Dataset items>
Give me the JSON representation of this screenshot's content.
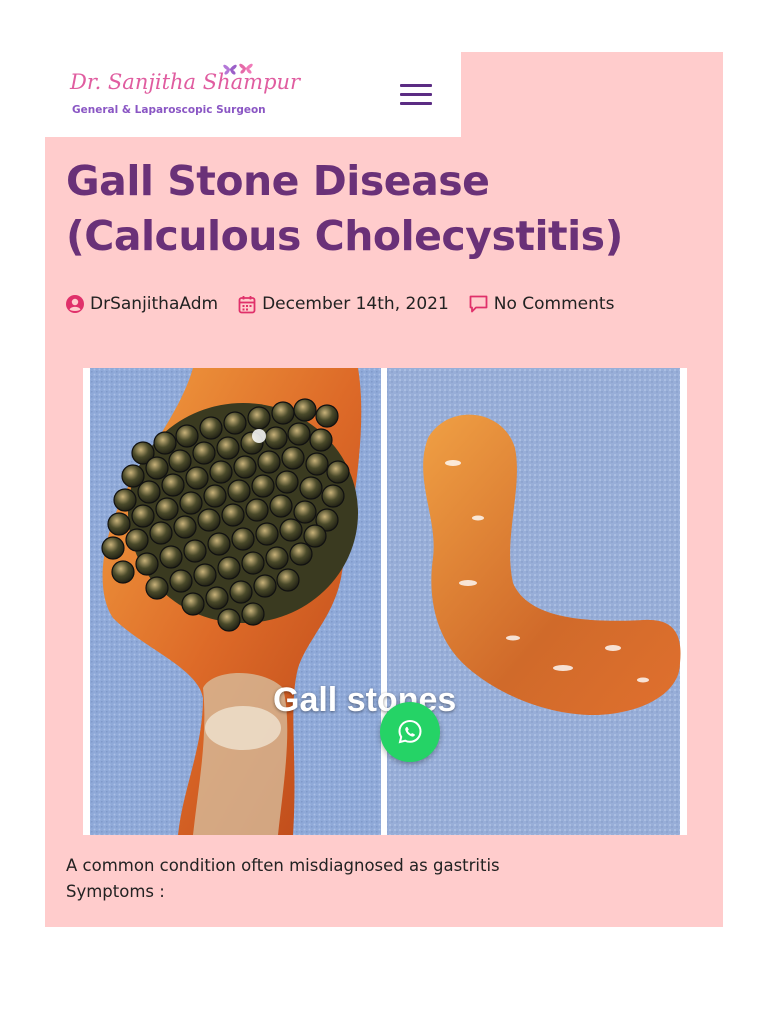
{
  "logo": {
    "name": "Dr. Sanjitha Shampur",
    "subtitle": "General & Laparoscopic Surgeon"
  },
  "menu": {
    "icon": "hamburger-menu-icon"
  },
  "post": {
    "title": "Gall Stone Disease (Calculous Cholecystitis)",
    "author": "DrSanjithaAdm",
    "date": "December 14th, 2021",
    "comments": "No Comments"
  },
  "image": {
    "caption": "Gall stones"
  },
  "content": {
    "paragraph": "A common condition often misdiagnosed as gastritis",
    "symptoms_label": "Symptoms :"
  },
  "colors": {
    "card_bg": "#ffcccc",
    "title": "#6a3178",
    "icon_accent": "#e0306a",
    "whatsapp": "#25d366"
  },
  "icons": {
    "author": "user-circle-icon",
    "date": "calendar-icon",
    "comments": "comment-bubble-icon",
    "chat": "whatsapp-icon"
  }
}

Your task> Every entry must be transcribed exactly. Pictures do not belong in the copy.

Task answer>
Give me the JSON representation of this screenshot's content.
{
  "logo": {
    "name": "Dr. Sanjitha Shampur",
    "subtitle": "General & Laparoscopic Surgeon"
  },
  "menu": {
    "icon": "hamburger-menu-icon"
  },
  "post": {
    "title": "Gall Stone Disease (Calculous Cholecystitis)",
    "author": "DrSanjithaAdm",
    "date": "December 14th, 2021",
    "comments": "No Comments"
  },
  "image": {
    "caption": "Gall stones"
  },
  "content": {
    "paragraph": "A common condition often misdiagnosed as gastritis",
    "symptoms_label": "Symptoms :"
  },
  "colors": {
    "card_bg": "#ffcccc",
    "title": "#6a3178",
    "icon_accent": "#e0306a",
    "whatsapp": "#25d366"
  },
  "icons": {
    "author": "user-circle-icon",
    "date": "calendar-icon",
    "comments": "comment-bubble-icon",
    "chat": "whatsapp-icon"
  }
}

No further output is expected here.